* [REQUIREMENT]:
Make an exact copy of the entries below with the pictures removed.

* [LISTING]:
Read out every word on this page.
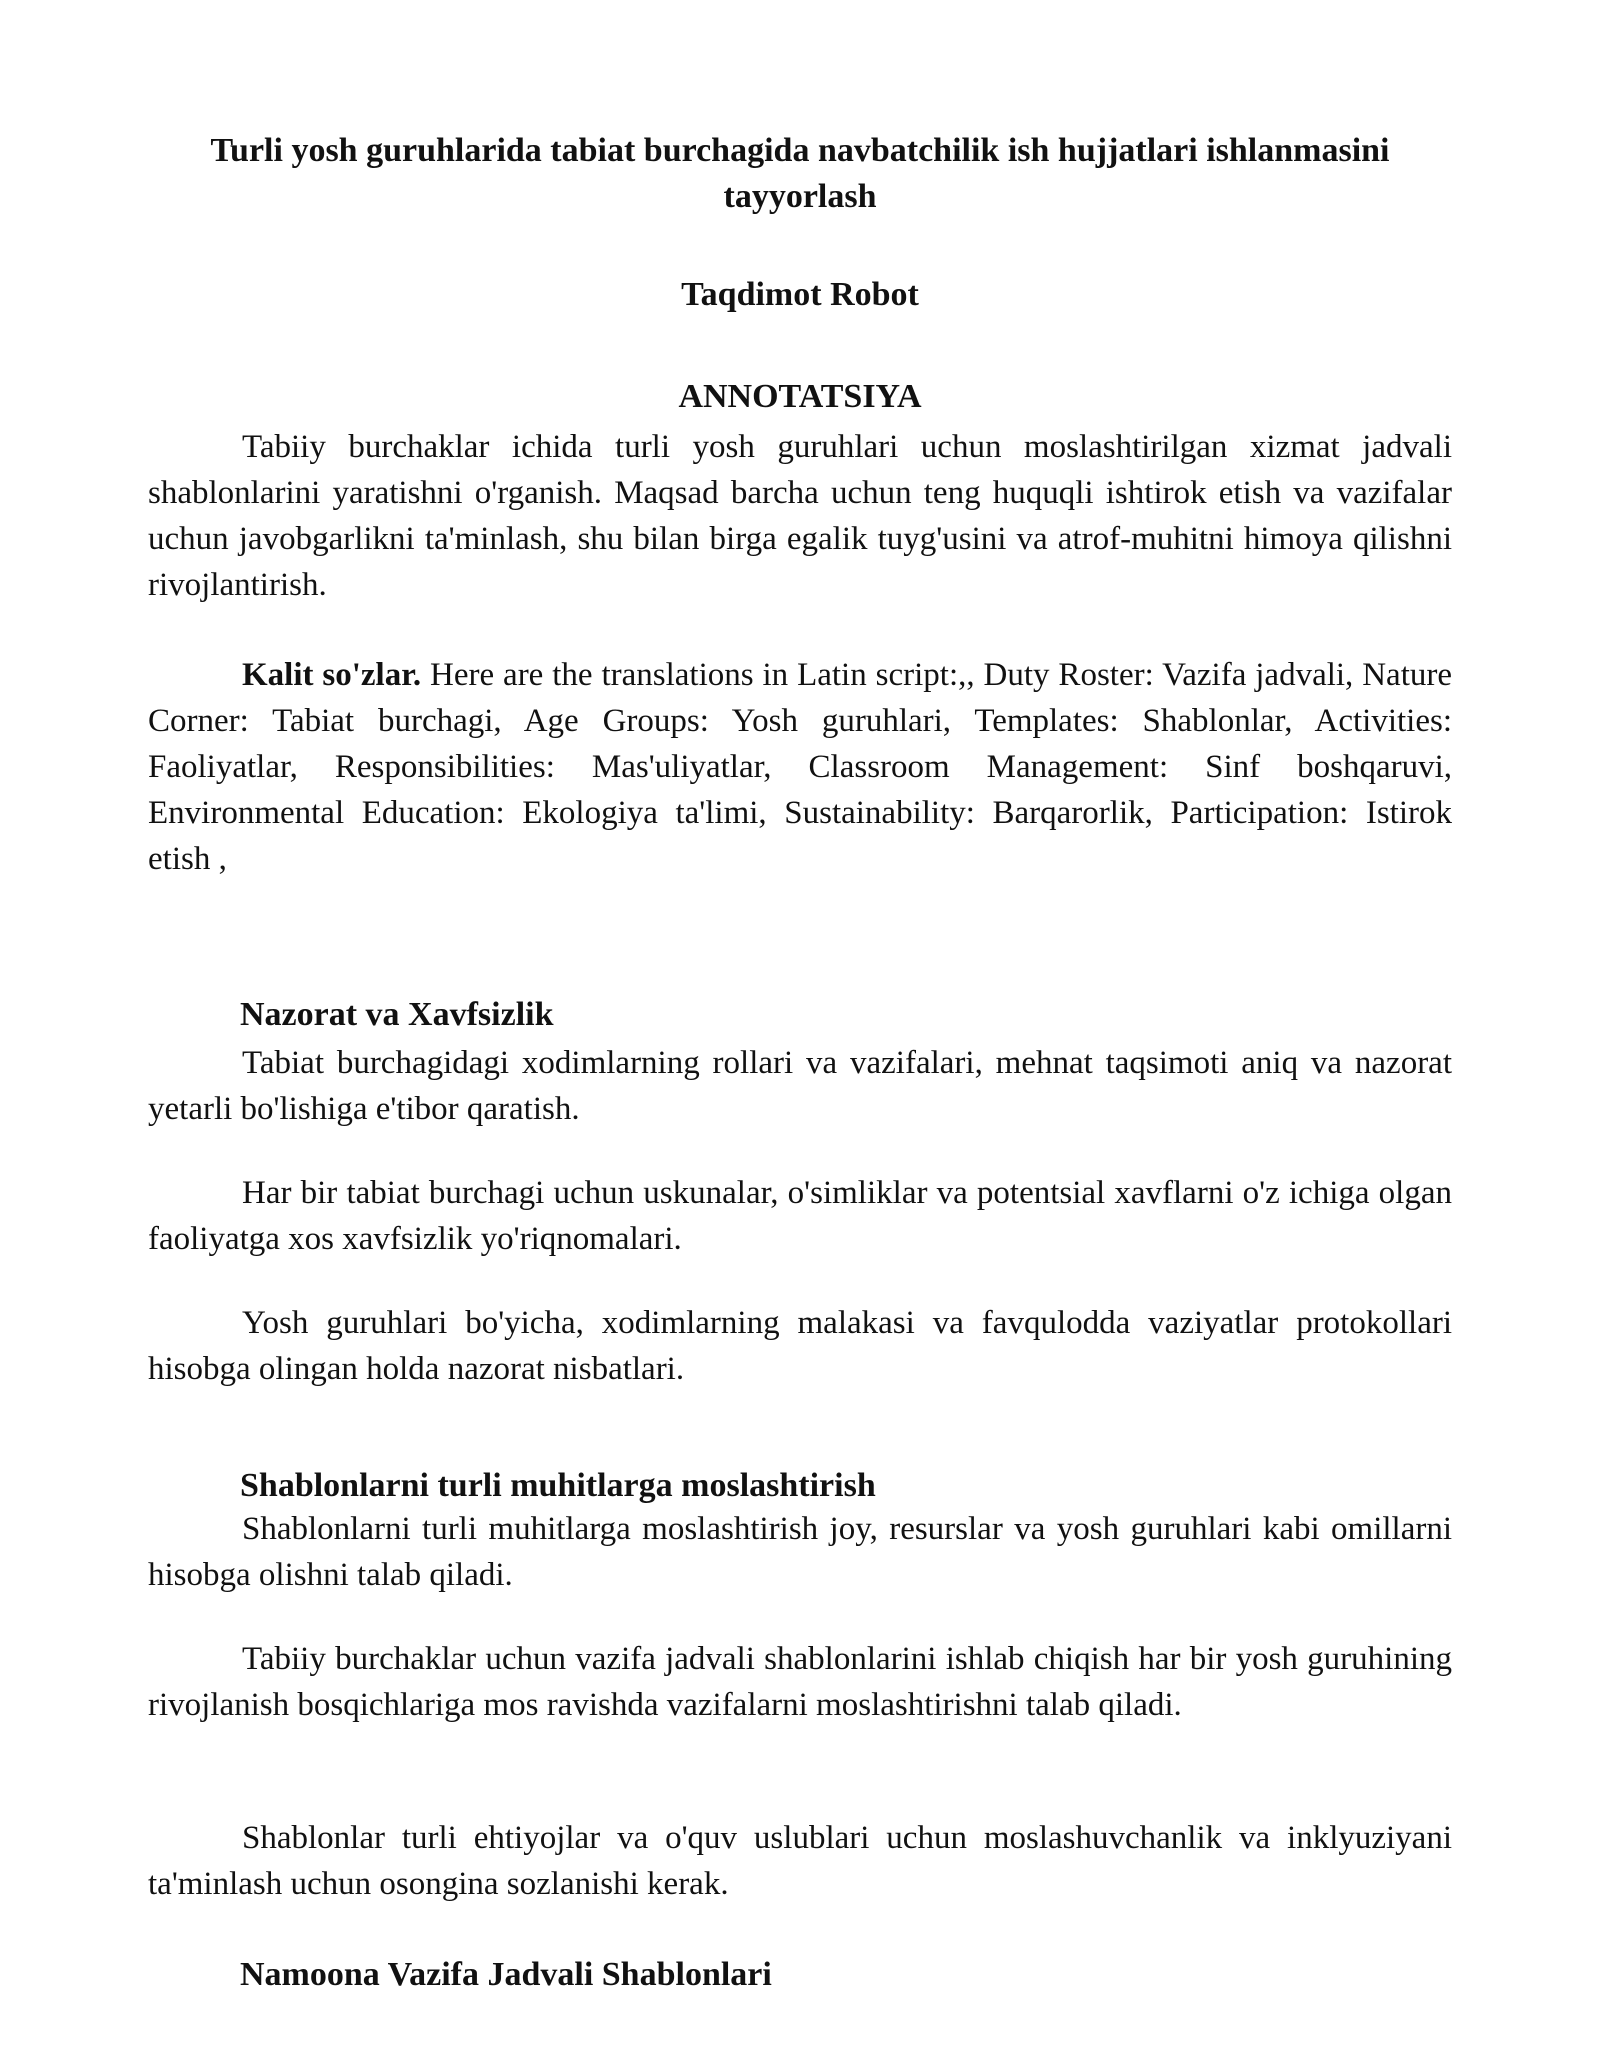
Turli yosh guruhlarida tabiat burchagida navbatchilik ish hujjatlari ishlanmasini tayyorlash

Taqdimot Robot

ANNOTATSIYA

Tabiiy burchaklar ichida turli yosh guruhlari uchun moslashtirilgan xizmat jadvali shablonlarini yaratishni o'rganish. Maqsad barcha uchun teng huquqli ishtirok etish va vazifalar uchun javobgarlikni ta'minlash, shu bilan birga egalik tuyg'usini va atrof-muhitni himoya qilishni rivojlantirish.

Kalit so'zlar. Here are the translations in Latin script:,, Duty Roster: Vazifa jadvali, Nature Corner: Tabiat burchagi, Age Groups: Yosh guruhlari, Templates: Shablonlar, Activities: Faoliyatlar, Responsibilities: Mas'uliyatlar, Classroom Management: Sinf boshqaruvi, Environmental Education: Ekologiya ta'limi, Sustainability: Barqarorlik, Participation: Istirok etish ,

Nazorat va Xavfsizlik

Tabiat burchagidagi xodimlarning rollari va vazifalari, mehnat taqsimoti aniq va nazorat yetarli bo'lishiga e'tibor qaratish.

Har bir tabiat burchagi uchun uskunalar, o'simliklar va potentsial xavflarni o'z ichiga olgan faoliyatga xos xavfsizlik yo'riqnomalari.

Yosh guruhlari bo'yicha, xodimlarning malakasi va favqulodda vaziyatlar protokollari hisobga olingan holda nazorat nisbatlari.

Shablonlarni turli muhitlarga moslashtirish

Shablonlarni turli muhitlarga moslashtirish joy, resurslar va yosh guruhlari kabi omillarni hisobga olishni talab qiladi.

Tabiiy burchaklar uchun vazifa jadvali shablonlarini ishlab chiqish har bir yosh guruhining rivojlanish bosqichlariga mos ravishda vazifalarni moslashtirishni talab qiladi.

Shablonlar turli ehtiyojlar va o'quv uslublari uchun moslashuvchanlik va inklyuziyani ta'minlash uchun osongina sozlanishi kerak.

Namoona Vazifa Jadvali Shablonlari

* [TASK OUTPUT]:
Read out every word on this page.
Turli yosh guruhlarida tabiat burchagida navbatchilik ish hujjatlari ishlanmasini tayyorlash

Taqdimot Robot

ANNOTATSIYA

Tabiiy burchaklar ichida turli yosh guruhlari uchun moslashtirilgan xizmat jadvali shablonlarini yaratishni o'rganish. Maqsad barcha uchun teng huquqli ishtirok etish va vazifalar uchun javobgarlikni ta'minlash, shu bilan birga egalik tuyg'usini va atrof-muhitni himoya qilishni rivojlantirish.

Kalit so'zlar. Here are the translations in Latin script:,, Duty Roster: Vazifa jadvali, Nature Corner: Tabiat burchagi, Age Groups: Yosh guruhlari, Templates: Shablonlar, Activities: Faoliyatlar, Responsibilities: Mas'uliyatlar, Classroom Management: Sinf boshqaruvi, Environmental Education: Ekologiya ta'limi, Sustainability: Barqarorlik, Participation: Istirok etish ,

Nazorat va Xavfsizlik

Tabiat burchagidagi xodimlarning rollari va vazifalari, mehnat taqsimoti aniq va nazorat yetarli bo'lishiga e'tibor qaratish.

Har bir tabiat burchagi uchun uskunalar, o'simliklar va potentsial xavflarni o'z ichiga olgan faoliyatga xos xavfsizlik yo'riqnomalari.

Yosh guruhlari bo'yicha, xodimlarning malakasi va favqulodda vaziyatlar protokollari hisobga olingan holda nazorat nisbatlari.

Shablonlarni turli muhitlarga moslashtirish

Shablonlarni turli muhitlarga moslashtirish joy, resurslar va yosh guruhlari kabi omillarni hisobga olishni talab qiladi.

Tabiiy burchaklar uchun vazifa jadvali shablonlarini ishlab chiqish har bir yosh guruhining rivojlanish bosqichlariga mos ravishda vazifalarni moslashtirishni talab qiladi.

Shablonlar turli ehtiyojlar va o'quv uslublari uchun moslashuvchanlik va inklyuziyani ta'minlash uchun osongina sozlanishi kerak.

Namoona Vazifa Jadvali Shablonlari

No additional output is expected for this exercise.